* [What is expected]
Answer these questions from the footballer profile:
1. What shirt number does the player wear?
2. Which club did he play for in his youth career?
3. How many appearances did he make for Slavia Mozyr?

Yuriy Pantya

Personal information
- Date of birth: 5 April 1990 (age 36)
- Place of birth: Chernivtsi, Ukrainian SSR
- Height: 1.75 m (5 ft 9 in)
- Position: Midfielder

Team information
- Current team: Neman Grodno
- Number: 8

Youth career
- 2006–2007: Osvita Chernivtsi

Senior career*
- Years: Team / Apps / (Gls)
- 2012: Pidhirya Storozhynets
- 2012–2013: Nistru Otaci / 10 / (1)
- 2013: Bukovyna-2-LS Chernivtsi / 5 / (2)
- 2013–2014: Bukovyna Chernivtsi / 22 / (0)
- 2015: Gvardeyets Gvardeyskoye
- 2015: Skif Simferopol
- 2015–2016: Bakhchisaray / 24 / (1)
- 2016–2018: Krymteplytsia Molodizhne / 68 / (2)
- 2019–2020: Slavia Mozyr / 49 / (0)
- 2021–2022: Gomel / 54 / (2)
- 2023–: Neman Grodno / 78 / (9)

= Yuriy Pantya =

Ukrainian footballer

Yuriy Pantya (Юрій Пантя; born 5 April 1990) is a Ukrainian professional footballer who plays for Neman Grodno.

* [Material supplied]
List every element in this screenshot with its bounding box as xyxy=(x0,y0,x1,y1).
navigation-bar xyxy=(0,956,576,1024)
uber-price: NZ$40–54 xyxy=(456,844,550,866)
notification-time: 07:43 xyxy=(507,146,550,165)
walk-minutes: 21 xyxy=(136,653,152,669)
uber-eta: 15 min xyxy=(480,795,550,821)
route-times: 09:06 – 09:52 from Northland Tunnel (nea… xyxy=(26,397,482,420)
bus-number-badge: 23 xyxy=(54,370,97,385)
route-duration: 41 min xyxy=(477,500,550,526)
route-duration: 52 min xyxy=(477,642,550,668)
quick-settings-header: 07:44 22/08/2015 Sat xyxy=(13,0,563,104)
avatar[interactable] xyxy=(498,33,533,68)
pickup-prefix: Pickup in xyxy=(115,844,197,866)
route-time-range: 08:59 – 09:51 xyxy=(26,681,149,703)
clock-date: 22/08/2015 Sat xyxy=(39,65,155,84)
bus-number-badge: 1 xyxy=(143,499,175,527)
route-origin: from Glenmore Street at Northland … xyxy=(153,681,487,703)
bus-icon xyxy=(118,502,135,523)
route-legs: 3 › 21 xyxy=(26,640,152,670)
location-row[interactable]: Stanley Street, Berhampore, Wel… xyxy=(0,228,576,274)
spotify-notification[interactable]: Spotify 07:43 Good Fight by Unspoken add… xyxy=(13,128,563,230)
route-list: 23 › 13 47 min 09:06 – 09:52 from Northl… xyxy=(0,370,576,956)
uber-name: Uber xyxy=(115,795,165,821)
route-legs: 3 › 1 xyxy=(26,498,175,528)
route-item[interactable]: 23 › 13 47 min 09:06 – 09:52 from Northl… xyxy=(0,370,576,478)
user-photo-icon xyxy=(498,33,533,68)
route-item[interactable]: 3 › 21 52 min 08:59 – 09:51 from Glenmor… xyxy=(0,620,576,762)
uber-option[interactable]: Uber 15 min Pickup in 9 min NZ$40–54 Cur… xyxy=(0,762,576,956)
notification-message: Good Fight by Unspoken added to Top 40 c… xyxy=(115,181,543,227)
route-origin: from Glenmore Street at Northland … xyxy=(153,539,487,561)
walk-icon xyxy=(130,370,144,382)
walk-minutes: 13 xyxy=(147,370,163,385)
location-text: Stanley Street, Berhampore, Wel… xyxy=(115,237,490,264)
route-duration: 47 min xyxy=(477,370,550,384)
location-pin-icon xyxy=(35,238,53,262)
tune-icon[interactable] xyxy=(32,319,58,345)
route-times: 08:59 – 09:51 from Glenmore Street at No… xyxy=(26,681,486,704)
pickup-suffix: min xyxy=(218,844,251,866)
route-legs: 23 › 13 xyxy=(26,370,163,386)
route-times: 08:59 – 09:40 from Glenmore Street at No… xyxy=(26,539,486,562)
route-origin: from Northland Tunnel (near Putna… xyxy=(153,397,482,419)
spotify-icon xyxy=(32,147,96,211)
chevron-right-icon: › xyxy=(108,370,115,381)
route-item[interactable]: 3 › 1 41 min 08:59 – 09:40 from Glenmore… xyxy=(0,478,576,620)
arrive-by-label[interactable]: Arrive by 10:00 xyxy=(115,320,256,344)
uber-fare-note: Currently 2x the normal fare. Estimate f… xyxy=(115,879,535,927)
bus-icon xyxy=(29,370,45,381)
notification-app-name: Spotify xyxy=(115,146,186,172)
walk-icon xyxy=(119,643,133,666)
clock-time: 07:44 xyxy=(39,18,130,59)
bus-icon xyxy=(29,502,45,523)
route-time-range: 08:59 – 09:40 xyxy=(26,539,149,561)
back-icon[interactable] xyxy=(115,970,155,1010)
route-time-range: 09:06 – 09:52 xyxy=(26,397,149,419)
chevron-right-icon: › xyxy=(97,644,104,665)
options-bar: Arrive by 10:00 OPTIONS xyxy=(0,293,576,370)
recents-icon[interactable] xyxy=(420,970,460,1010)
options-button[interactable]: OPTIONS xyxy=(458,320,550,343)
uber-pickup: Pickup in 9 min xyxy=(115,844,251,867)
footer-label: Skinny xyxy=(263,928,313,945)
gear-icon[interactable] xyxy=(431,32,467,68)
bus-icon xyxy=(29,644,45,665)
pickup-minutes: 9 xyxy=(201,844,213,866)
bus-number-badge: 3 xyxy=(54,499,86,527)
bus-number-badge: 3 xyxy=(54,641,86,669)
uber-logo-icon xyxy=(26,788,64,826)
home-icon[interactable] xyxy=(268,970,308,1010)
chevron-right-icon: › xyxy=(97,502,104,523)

* [Answer space]
1. 8
2. Osvita Chernivtsi
3. 49